(Item position entries)

▬▬▬▬▬▬▬▬▬▬

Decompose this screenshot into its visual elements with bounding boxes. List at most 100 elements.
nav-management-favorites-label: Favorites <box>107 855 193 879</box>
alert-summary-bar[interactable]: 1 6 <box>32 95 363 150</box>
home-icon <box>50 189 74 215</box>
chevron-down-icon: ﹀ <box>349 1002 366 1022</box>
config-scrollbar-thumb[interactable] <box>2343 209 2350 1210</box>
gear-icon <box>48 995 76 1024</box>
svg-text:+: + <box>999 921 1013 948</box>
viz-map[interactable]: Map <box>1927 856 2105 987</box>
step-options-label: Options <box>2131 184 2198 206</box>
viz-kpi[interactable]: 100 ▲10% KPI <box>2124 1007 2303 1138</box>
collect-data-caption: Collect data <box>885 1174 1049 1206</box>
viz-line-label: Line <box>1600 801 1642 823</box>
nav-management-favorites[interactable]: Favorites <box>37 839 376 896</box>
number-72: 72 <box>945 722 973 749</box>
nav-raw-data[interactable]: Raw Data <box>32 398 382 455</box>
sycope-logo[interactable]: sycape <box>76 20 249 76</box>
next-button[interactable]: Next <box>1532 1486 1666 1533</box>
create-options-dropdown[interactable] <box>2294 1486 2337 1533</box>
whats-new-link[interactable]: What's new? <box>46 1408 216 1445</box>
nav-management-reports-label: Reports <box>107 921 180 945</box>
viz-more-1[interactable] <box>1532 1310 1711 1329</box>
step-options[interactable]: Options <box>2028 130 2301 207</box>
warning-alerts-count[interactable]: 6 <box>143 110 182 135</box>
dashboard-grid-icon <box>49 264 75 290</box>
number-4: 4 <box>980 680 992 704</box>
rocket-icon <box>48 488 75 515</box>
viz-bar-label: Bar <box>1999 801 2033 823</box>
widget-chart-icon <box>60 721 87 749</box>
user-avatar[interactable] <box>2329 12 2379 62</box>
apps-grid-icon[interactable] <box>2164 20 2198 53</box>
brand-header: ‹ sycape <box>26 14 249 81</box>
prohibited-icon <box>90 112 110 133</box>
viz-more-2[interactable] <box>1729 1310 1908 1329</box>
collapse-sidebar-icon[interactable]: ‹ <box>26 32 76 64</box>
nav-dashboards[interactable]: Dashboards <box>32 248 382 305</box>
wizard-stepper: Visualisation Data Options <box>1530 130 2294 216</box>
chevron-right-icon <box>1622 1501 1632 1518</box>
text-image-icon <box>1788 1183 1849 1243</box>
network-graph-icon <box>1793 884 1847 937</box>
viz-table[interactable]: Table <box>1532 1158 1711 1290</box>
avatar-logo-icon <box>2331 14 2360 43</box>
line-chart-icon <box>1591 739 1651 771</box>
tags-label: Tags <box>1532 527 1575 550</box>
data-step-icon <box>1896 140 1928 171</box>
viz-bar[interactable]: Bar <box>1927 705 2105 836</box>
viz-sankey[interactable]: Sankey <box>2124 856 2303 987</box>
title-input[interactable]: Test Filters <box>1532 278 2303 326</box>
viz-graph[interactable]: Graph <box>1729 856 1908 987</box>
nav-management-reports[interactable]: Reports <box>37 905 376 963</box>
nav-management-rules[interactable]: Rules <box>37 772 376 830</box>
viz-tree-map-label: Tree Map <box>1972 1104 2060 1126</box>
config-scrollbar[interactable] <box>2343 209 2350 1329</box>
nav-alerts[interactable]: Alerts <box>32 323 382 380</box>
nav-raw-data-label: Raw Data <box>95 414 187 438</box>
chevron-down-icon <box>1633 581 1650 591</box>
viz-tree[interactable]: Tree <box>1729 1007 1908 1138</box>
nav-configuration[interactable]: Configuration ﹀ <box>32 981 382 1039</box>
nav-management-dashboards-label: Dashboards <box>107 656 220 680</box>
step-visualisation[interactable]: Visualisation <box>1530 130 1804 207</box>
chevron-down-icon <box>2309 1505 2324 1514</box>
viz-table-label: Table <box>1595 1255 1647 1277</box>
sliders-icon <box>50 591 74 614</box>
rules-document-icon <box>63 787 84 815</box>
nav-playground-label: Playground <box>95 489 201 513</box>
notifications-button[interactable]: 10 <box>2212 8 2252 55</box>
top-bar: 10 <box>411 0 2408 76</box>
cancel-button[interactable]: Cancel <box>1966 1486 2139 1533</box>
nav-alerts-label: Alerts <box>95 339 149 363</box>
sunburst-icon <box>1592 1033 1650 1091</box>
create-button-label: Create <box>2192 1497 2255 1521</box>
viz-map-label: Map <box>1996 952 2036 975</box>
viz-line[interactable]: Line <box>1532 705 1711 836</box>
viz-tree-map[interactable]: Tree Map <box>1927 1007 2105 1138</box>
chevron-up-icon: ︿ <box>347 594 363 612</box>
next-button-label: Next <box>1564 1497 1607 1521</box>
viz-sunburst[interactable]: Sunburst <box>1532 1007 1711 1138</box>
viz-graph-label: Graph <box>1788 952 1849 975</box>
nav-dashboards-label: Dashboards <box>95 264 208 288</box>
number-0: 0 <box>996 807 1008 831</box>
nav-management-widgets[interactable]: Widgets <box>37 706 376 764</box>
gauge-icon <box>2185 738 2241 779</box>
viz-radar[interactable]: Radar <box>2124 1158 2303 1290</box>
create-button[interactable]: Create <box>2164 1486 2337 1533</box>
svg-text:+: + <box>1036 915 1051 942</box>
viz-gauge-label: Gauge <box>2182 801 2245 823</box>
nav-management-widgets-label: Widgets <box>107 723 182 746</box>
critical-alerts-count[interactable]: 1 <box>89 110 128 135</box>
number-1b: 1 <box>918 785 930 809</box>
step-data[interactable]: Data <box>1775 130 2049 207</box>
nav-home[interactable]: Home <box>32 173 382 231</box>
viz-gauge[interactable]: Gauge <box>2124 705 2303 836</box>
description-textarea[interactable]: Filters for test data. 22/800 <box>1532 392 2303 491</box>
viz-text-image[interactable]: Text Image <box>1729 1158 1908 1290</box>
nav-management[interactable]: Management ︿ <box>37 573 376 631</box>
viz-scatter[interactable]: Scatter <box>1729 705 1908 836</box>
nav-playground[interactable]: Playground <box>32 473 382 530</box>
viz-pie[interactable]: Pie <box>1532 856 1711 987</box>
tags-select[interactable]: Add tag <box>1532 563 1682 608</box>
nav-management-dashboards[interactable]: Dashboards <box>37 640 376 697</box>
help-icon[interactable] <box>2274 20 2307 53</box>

▬▬▬▬▬▬▬▬▬▬

→ WHAT YOU NEED TO DO
Reproduce every line of the item position entries above without changing anything.

→ RESULT OF THE TASK
Decompose this screenshot into its visual elements with bounding boxes. List at most 100 elements.
nav-management-favorites-label: Favorites <box>107 855 193 879</box>
alert-summary-bar[interactable]: 1 6 <box>32 95 363 150</box>
home-icon <box>50 189 74 215</box>
chevron-down-icon: ﹀ <box>349 1002 366 1022</box>
config-scrollbar-thumb[interactable] <box>2343 209 2350 1210</box>
gear-icon <box>48 995 76 1024</box>
svg-text:+: + <box>999 921 1013 948</box>
viz-map[interactable]: Map <box>1927 856 2105 987</box>
step-options-label: Options <box>2131 184 2198 206</box>
viz-kpi[interactable]: 100 ▲10% KPI <box>2124 1007 2303 1138</box>
collect-data-caption: Collect data <box>885 1174 1049 1206</box>
viz-line-label: Line <box>1600 801 1642 823</box>
nav-management-favorites[interactable]: Favorites <box>37 839 376 896</box>
number-72: 72 <box>945 722 973 749</box>
nav-raw-data[interactable]: Raw Data <box>32 398 382 455</box>
sycope-logo[interactable]: sycape <box>76 20 249 76</box>
next-button[interactable]: Next <box>1532 1486 1666 1533</box>
create-options-dropdown[interactable] <box>2294 1486 2337 1533</box>
whats-new-link[interactable]: What's new? <box>46 1408 216 1445</box>
nav-management-reports-label: Reports <box>107 921 180 945</box>
viz-more-1[interactable] <box>1532 1310 1711 1329</box>
step-options[interactable]: Options <box>2028 130 2301 207</box>
warning-alerts-count[interactable]: 6 <box>143 110 182 135</box>
dashboard-grid-icon <box>49 264 75 290</box>
number-4: 4 <box>980 680 992 704</box>
rocket-icon <box>48 488 75 515</box>
viz-bar-label: Bar <box>1999 801 2033 823</box>
widget-chart-icon <box>60 721 87 749</box>
user-avatar[interactable] <box>2329 12 2379 62</box>
apps-grid-icon[interactable] <box>2164 20 2198 53</box>
brand-header: ‹ sycape <box>26 14 249 81</box>
prohibited-icon <box>90 112 110 133</box>
viz-more-2[interactable] <box>1729 1310 1908 1329</box>
collapse-sidebar-icon[interactable]: ‹ <box>26 32 76 64</box>
nav-dashboards[interactable]: Dashboards <box>32 248 382 305</box>
wizard-stepper: Visualisation Data Options <box>1530 130 2294 216</box>
chevron-right-icon <box>1622 1501 1632 1518</box>
text-image-icon <box>1788 1183 1849 1243</box>
network-graph-icon <box>1793 884 1847 937</box>
viz-table[interactable]: Table <box>1532 1158 1711 1290</box>
avatar-logo-icon <box>2331 14 2360 43</box>
line-chart-icon <box>1591 739 1651 771</box>
tags-label: Tags <box>1532 527 1575 550</box>
data-step-icon <box>1896 140 1928 171</box>
viz-bar[interactable]: Bar <box>1927 705 2105 836</box>
viz-sankey[interactable]: Sankey <box>2124 856 2303 987</box>
title-input[interactable]: Test Filters <box>1532 278 2303 326</box>
viz-graph[interactable]: Graph <box>1729 856 1908 987</box>
nav-management-reports[interactable]: Reports <box>37 905 376 963</box>
nav-management-rules[interactable]: Rules <box>37 772 376 830</box>
viz-tree-map-label: Tree Map <box>1972 1104 2060 1126</box>
config-scrollbar[interactable] <box>2343 209 2350 1329</box>
nav-alerts[interactable]: Alerts <box>32 323 382 380</box>
nav-raw-data-label: Raw Data <box>95 414 187 438</box>
chevron-down-icon <box>1633 581 1650 591</box>
viz-tree[interactable]: Tree <box>1729 1007 1908 1138</box>
nav-configuration[interactable]: Configuration ﹀ <box>32 981 382 1039</box>
nav-management-dashboards-label: Dashboards <box>107 656 220 680</box>
step-visualisation[interactable]: Visualisation <box>1530 130 1804 207</box>
chevron-down-icon <box>2309 1505 2324 1514</box>
viz-table-label: Table <box>1595 1255 1647 1277</box>
sliders-icon <box>50 591 74 614</box>
rules-document-icon <box>63 787 84 815</box>
nav-playground-label: Playground <box>95 489 201 513</box>
notifications-button[interactable]: 10 <box>2212 8 2252 55</box>
top-bar: 10 <box>411 0 2408 76</box>
cancel-button[interactable]: Cancel <box>1966 1486 2139 1533</box>
nav-alerts-label: Alerts <box>95 339 149 363</box>
sunburst-icon <box>1592 1033 1650 1091</box>
create-button-label: Create <box>2192 1497 2255 1521</box>
viz-map-label: Map <box>1996 952 2036 975</box>
viz-line[interactable]: Line <box>1532 705 1711 836</box>
viz-tree-map[interactable]: Tree Map <box>1927 1007 2105 1138</box>
chevron-up-icon: ︿ <box>347 594 363 612</box>
next-button-label: Next <box>1564 1497 1607 1521</box>
viz-sunburst[interactable]: Sunburst <box>1532 1007 1711 1138</box>
viz-graph-label: Graph <box>1788 952 1849 975</box>
nav-dashboards-label: Dashboards <box>95 264 208 288</box>
number-0: 0 <box>996 807 1008 831</box>
nav-management-widgets[interactable]: Widgets <box>37 706 376 764</box>
gauge-icon <box>2185 738 2241 779</box>
viz-radar[interactable]: Radar <box>2124 1158 2303 1290</box>
create-button[interactable]: Create <box>2164 1486 2337 1533</box>
svg-text:+: + <box>1036 915 1051 942</box>
viz-gauge-label: Gauge <box>2182 801 2245 823</box>
nav-management-widgets-label: Widgets <box>107 723 182 746</box>
critical-alerts-count[interactable]: 1 <box>89 110 128 135</box>
number-1b: 1 <box>918 785 930 809</box>
step-data[interactable]: Data <box>1775 130 2049 207</box>
nav-home[interactable]: Home <box>32 173 382 231</box>
viz-gauge[interactable]: Gauge <box>2124 705 2303 836</box>
description-textarea[interactable]: Filters for test data. 22/800 <box>1532 392 2303 491</box>
viz-text-image[interactable]: Text Image <box>1729 1158 1908 1290</box>
nav-management[interactable]: Management ︿ <box>37 573 376 631</box>
viz-scatter[interactable]: Scatter <box>1729 705 1908 836</box>
nav-playground[interactable]: Playground <box>32 473 382 530</box>
viz-pie[interactable]: Pie <box>1532 856 1711 987</box>
tags-select[interactable]: Add tag <box>1532 563 1682 608</box>
nav-management-dashboards[interactable]: Dashboards <box>37 640 376 697</box>
help-icon[interactable] <box>2274 20 2307 53</box>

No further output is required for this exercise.